Required task
Going through the material below, please gather all lines with the word "日本の寿司" in them.

Data to use

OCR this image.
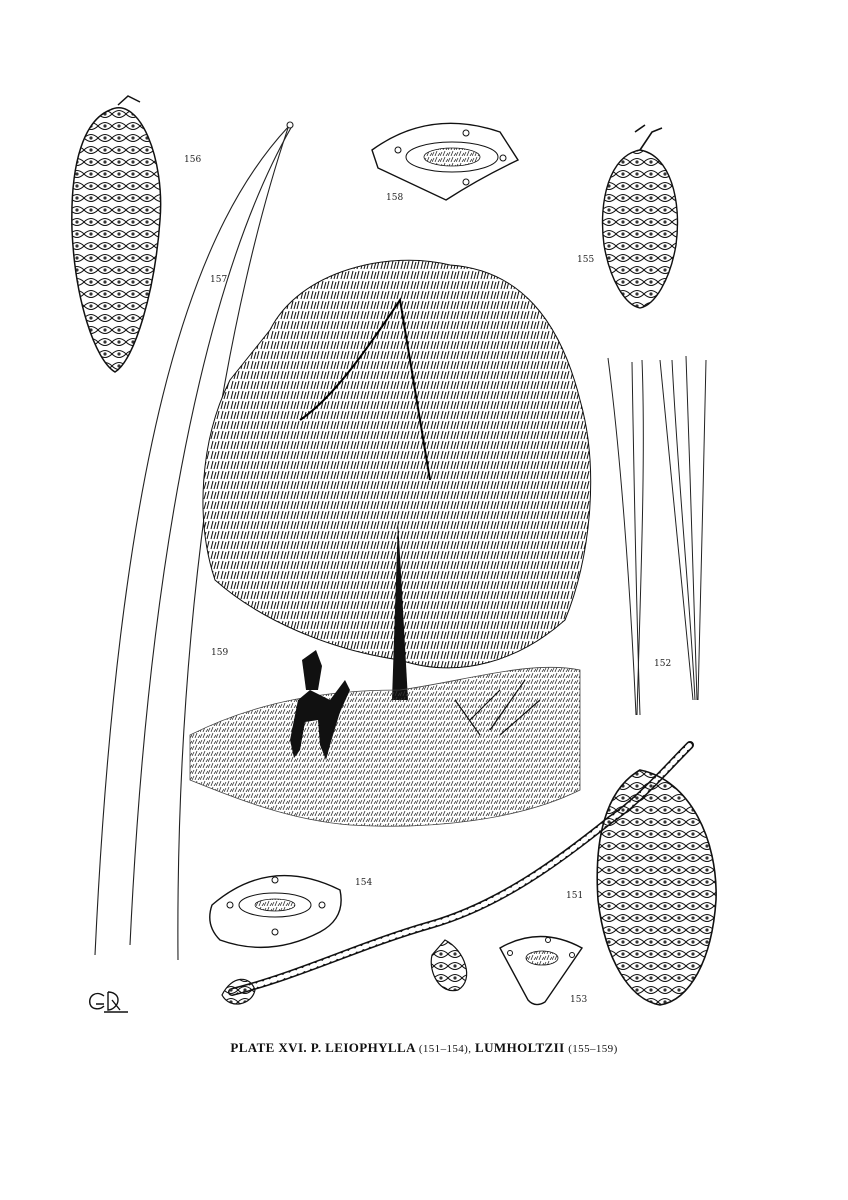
156
157
158
155
159
152
154
151
153
PLATE XVI. P. LEIOPHYLLA (151–154), LUMHOLTZII (155–159)
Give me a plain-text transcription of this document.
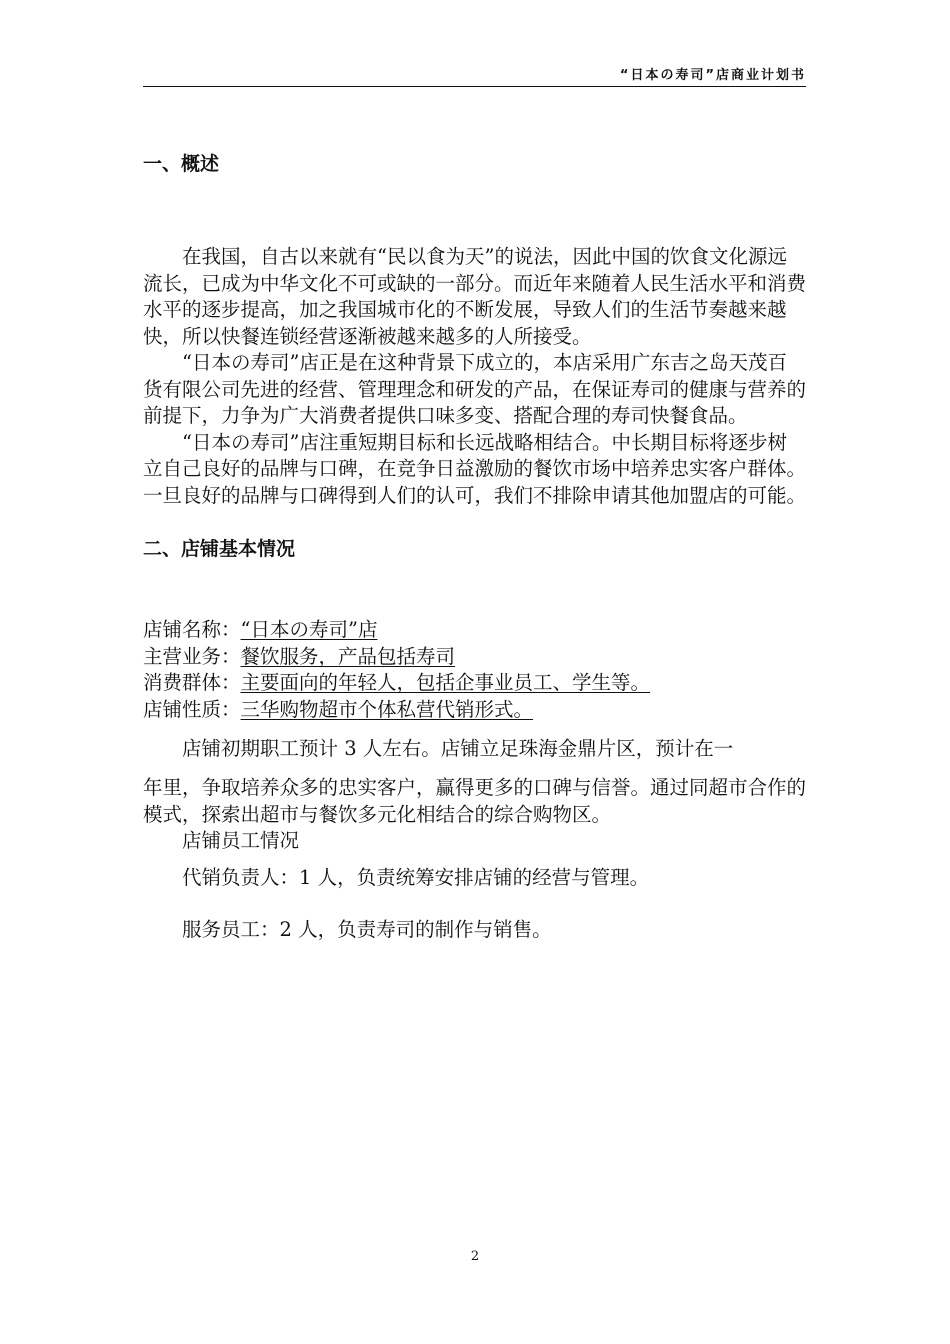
“日本の寿司”店商业计划书
一、概述

在我国，自古以来就有“民以食为天”的说法，因此中国的饮食文化源远流长，已成为中华文化不可或缺的一部分。而近年来随着人民生活水平和消费水平的逐步提高，加之我国城市化的不断发展，导致人们的生活节奏越来越快，所以快餐连锁经营逐渐被越来越多的人所接受。

“日本の寿司”店正是在这种背景下成立的，本店采用广东吉之岛天茂百货有限公司先进的经营、管理理念和研发的产品，在保证寿司的健康与营养的前提下，力争为广大消费者提供口味多变、搭配合理的寿司快餐食品。

“日本の寿司”店注重短期目标和长远战略相结合。中长期目标将逐步树立自己良好的品牌与口碑，在竞争日益激励的餐饮市场中培养忠实客户群体。一旦良好的品牌与口碑得到人们的认可，我们不排除申请其他加盟店的可能。

二、店铺基本情况
店铺名称：“日本の寿司”店
主营业务：餐饮服务，产品包括寿司
消费群体：主要面向的年轻人，包括企事业员工、学生等。
店铺性质：三华购物超市个体私营代销形式。

店铺初期职工预计 3 人左右。店铺立足珠海金鼎片区，预计在一

年里，争取培养众多的忠实客户，赢得更多的口碑与信誉。通过同超市合作的模式，探索出超市与餐饮多元化相结合的综合购物区。

店铺员工情况

代销负责人：1 人，负责统筹安排店铺的经营与管理。

服务员工：2 人，负责寿司的制作与销售。

2
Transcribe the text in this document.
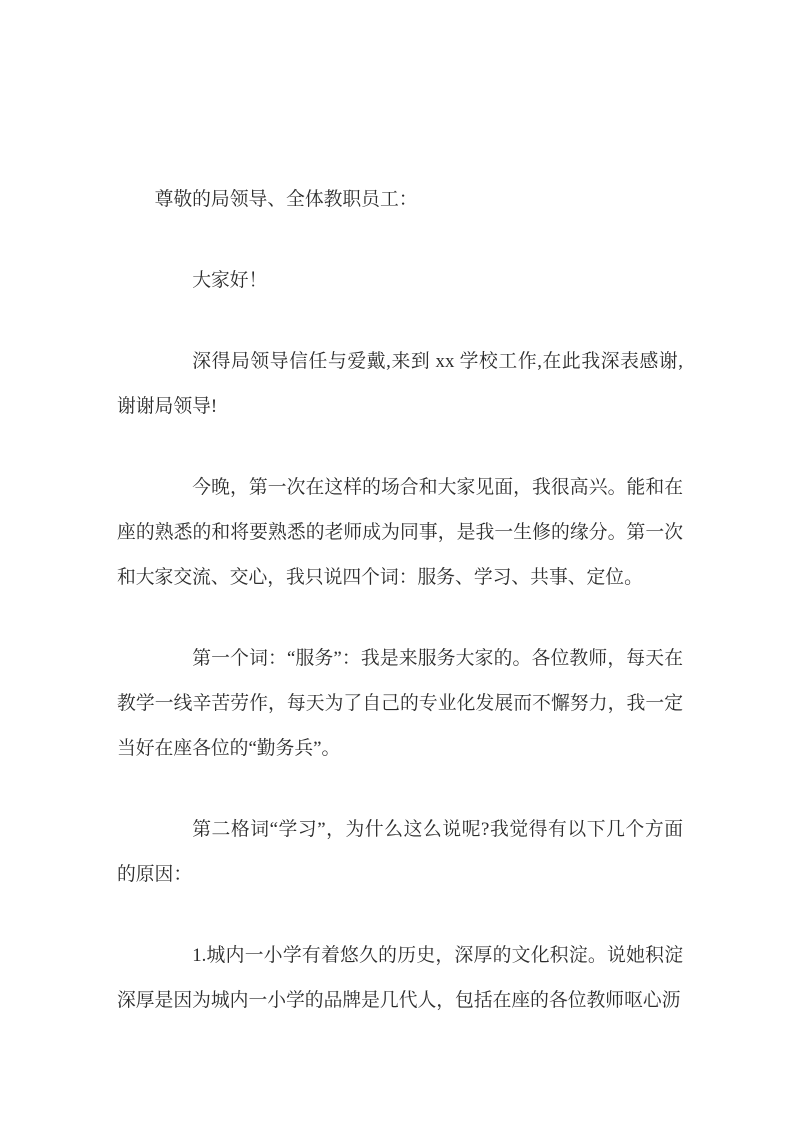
尊敬的局领导、全体教职员工：

大家好！

深得局领导信任与爱戴,来到 xx 学校工作,在此我深表感谢,谢谢局领导!

今晚，第一次在这样的场合和大家见面，我很高兴。能和在座的熟悉的和将要熟悉的老师成为同事，是我一生修的缘分。第一次和大家交流、交心，我只说四个词：服务、学习、共事、定位。

第一个词：“服务”：我是来服务大家的。各位教师，每天在教学一线辛苦劳作，每天为了自己的专业化发展而不懈努力，我一定当好在座各位的“勤务兵”。

第二格词“学习”，为什么这么说呢?我觉得有以下几个方面的原因：

1.城内一小学有着悠久的历史，深厚的文化积淀。说她积淀深厚是因为城内一小学的品牌是几代人，包括在座的各位教师呕心沥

Output for this exercise
“日本の寿司”店商业计划书
“日本の寿司”店正是在这种背景下成立的，本店采用广东吉之岛天茂百货有限公司先进的经营、管理理念和研发的产品，在保证寿司的健康与营养的前提下，力争为广大消费者提供口味多变、搭配合理的寿司快餐食品。
“日本の寿司”店注重短期目标和长远战略相结合。中长期目标将逐步树立自己良好的品牌与口碑，在竞争日益激励的餐饮市场中培养忠实客户群体。一旦良好的品牌与口碑得到人们的认可，我们不排除申请其他加盟店的可能。
店铺名称：“日本の寿司”店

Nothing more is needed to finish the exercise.